What you are asked to do: Every line holding the string "cell" should be gathered.

Entries:
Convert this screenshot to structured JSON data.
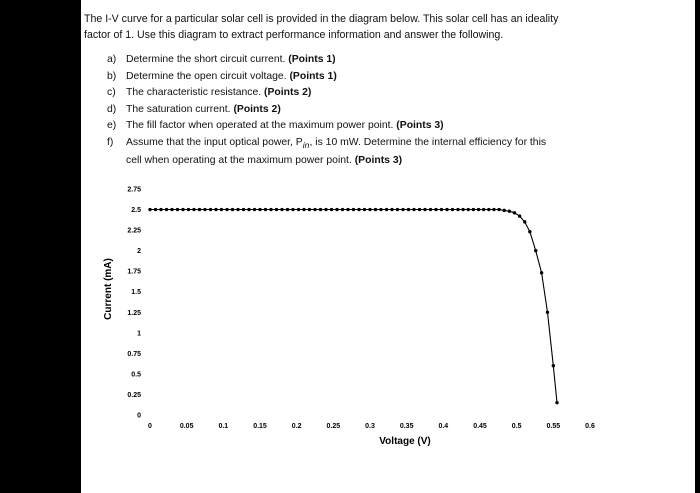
{
  "document": {
    "intro_line1": "The I-V curve for a particular solar cell is provided in the diagram below.  This solar cell has an ideality",
    "intro_line2": "factor of 1. Use this diagram to extract performance information and answer the following.",
    "questions": [
      {
        "letter": "a)",
        "text": "Determine the short circuit current. ",
        "points": "(Points 1)"
      },
      {
        "letter": "b)",
        "text": "Determine the open circuit voltage. ",
        "points": "(Points 1)"
      },
      {
        "letter": "c)",
        "text": "The characteristic resistance. ",
        "points": "(Points 2)"
      },
      {
        "letter": "d)",
        "text": "The saturation current. ",
        "points": "(Points 2)"
      },
      {
        "letter": "e)",
        "text": "The fill factor when operated at the maximum power point. ",
        "points": "(Points 3)"
      },
      {
        "letter": "f)",
        "text": "Assume that the input optical power, P",
        "sub": "in",
        "text_after": ", is 10 mW. Determine the internal efficiency for this",
        "continuation": "cell when operating at the maximum power point. ",
        "points": "(Points 3)"
      }
    ]
  },
  "chart_data": {
    "type": "line",
    "title": "",
    "xlabel": "Voltage (V)",
    "ylabel": "Current (mA)",
    "xlim": [
      0,
      0.6
    ],
    "ylim": [
      0,
      2.75
    ],
    "x_ticks": [
      "0",
      "0.05",
      "0.1",
      "0.15",
      "0.2",
      "0.25",
      "0.3",
      "0.35",
      "0.4",
      "0.45",
      "0.5",
      "0.55",
      "0.6"
    ],
    "y_ticks": [
      "0",
      "0.25",
      "0.5",
      "0.75",
      "1",
      "1.25",
      "1.5",
      "1.75",
      "2",
      "2.25",
      "2.5",
      "2.75"
    ],
    "grid": false,
    "series": [
      {
        "color": "#000000",
        "x": [
          0,
          0.0075,
          0.015,
          0.0225,
          0.03,
          0.0375,
          0.045,
          0.0525,
          0.06,
          0.0675,
          0.075,
          0.0825,
          0.09,
          0.0975,
          0.105,
          0.1125,
          0.12,
          0.1275,
          0.135,
          0.1425,
          0.15,
          0.1575,
          0.165,
          0.1725,
          0.18,
          0.1875,
          0.195,
          0.2025,
          0.21,
          0.2175,
          0.225,
          0.2325,
          0.24,
          0.2475,
          0.255,
          0.2625,
          0.27,
          0.2775,
          0.285,
          0.2925,
          0.3,
          0.3075,
          0.315,
          0.3225,
          0.33,
          0.3375,
          0.345,
          0.3525,
          0.36,
          0.3675,
          0.375,
          0.3825,
          0.39,
          0.3975,
          0.405,
          0.4125,
          0.42,
          0.427,
          0.434,
          0.441,
          0.448,
          0.455,
          0.462,
          0.469,
          0.476,
          0.483,
          0.49,
          0.497,
          0.504,
          0.511,
          0.518,
          0.526,
          0.534,
          0.542,
          0.55,
          0.555
        ],
        "y": [
          2.5,
          2.5,
          2.5,
          2.5,
          2.5,
          2.5,
          2.5,
          2.5,
          2.5,
          2.5,
          2.5,
          2.5,
          2.5,
          2.5,
          2.5,
          2.5,
          2.5,
          2.5,
          2.5,
          2.5,
          2.5,
          2.5,
          2.5,
          2.5,
          2.5,
          2.5,
          2.5,
          2.5,
          2.5,
          2.5,
          2.5,
          2.5,
          2.5,
          2.5,
          2.5,
          2.5,
          2.5,
          2.5,
          2.5,
          2.5,
          2.5,
          2.5,
          2.5,
          2.5,
          2.5,
          2.5,
          2.5,
          2.5,
          2.5,
          2.5,
          2.5,
          2.5,
          2.5,
          2.5,
          2.5,
          2.5,
          2.5,
          2.5,
          2.5,
          2.5,
          2.5,
          2.5,
          2.5,
          2.5,
          2.5,
          2.49,
          2.48,
          2.46,
          2.42,
          2.35,
          2.23,
          2.0,
          1.73,
          1.25,
          0.6,
          0.15
        ]
      }
    ]
  }
}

Solved exercise:
    "intro_line1": "The I-V curve for a particular solar cell is provided in the diagram below.  This solar cell has an ideality",
        "continuation": "cell when operating at the maximum power point. ",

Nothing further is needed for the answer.